What the task requires = Check each line of the material. Copy those containing "Moment".

-- start Material provided --

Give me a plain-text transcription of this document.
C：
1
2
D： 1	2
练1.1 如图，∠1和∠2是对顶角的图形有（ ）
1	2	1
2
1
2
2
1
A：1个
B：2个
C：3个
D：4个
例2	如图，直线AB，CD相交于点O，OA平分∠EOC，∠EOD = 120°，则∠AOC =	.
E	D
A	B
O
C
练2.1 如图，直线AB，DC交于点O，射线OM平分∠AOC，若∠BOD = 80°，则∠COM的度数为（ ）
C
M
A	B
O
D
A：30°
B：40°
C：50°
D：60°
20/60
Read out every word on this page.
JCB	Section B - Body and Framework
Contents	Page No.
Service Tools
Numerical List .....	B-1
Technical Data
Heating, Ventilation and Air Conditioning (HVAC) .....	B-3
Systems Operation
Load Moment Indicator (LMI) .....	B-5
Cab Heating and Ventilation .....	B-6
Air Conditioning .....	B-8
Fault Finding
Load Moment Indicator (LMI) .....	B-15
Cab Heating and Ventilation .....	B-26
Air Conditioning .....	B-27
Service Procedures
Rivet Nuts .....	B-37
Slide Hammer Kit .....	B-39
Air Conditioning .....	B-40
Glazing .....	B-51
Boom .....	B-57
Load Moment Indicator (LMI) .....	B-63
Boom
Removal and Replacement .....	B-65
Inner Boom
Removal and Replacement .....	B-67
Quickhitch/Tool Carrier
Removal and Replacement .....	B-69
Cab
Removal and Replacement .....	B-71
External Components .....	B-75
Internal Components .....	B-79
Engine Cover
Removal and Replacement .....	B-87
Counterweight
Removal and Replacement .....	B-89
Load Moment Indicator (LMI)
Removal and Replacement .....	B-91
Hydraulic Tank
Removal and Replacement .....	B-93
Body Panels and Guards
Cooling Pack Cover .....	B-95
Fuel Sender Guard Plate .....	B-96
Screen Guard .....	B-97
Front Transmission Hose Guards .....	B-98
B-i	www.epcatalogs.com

-- end Material provided --
-- start Material provided --

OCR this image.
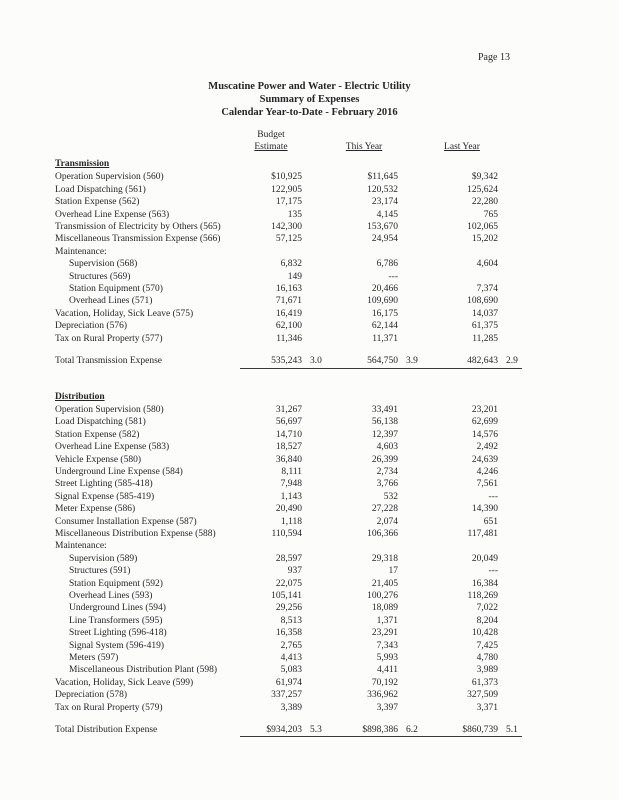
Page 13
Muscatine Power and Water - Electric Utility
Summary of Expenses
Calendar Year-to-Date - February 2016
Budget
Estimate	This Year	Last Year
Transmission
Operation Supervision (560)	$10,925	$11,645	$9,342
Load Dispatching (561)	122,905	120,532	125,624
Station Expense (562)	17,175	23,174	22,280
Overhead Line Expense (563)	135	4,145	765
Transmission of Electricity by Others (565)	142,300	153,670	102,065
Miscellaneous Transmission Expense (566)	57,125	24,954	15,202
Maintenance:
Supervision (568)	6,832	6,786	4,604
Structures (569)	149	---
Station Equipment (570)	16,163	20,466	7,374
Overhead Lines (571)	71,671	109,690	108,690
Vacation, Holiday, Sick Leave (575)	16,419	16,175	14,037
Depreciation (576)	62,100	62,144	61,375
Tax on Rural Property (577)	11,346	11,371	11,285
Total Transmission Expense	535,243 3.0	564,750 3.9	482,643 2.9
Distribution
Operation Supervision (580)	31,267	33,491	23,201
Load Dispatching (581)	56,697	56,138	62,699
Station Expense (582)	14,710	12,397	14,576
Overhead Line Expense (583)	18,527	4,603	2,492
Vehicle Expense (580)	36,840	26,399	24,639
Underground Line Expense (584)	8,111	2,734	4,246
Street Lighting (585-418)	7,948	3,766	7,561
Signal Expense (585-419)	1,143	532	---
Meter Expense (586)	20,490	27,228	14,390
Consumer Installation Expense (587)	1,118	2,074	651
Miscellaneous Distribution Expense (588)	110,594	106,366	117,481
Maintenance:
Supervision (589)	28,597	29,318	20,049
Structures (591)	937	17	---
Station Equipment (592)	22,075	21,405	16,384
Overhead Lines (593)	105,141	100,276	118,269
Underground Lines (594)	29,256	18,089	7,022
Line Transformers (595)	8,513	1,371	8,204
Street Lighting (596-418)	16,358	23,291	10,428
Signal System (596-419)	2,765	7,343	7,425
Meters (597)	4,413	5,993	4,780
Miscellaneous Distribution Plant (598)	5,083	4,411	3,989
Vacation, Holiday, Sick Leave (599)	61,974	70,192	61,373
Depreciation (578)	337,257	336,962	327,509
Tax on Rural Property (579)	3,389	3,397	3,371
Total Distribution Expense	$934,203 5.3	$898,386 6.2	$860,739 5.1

-- end Material provided --

Solution to this problem =
Load Moment Indicator (LMI) .....	B-5
Load Moment Indicator (LMI) .....	B-15
Load Moment Indicator (LMI) .....	B-63
Load Moment Indicator (LMI)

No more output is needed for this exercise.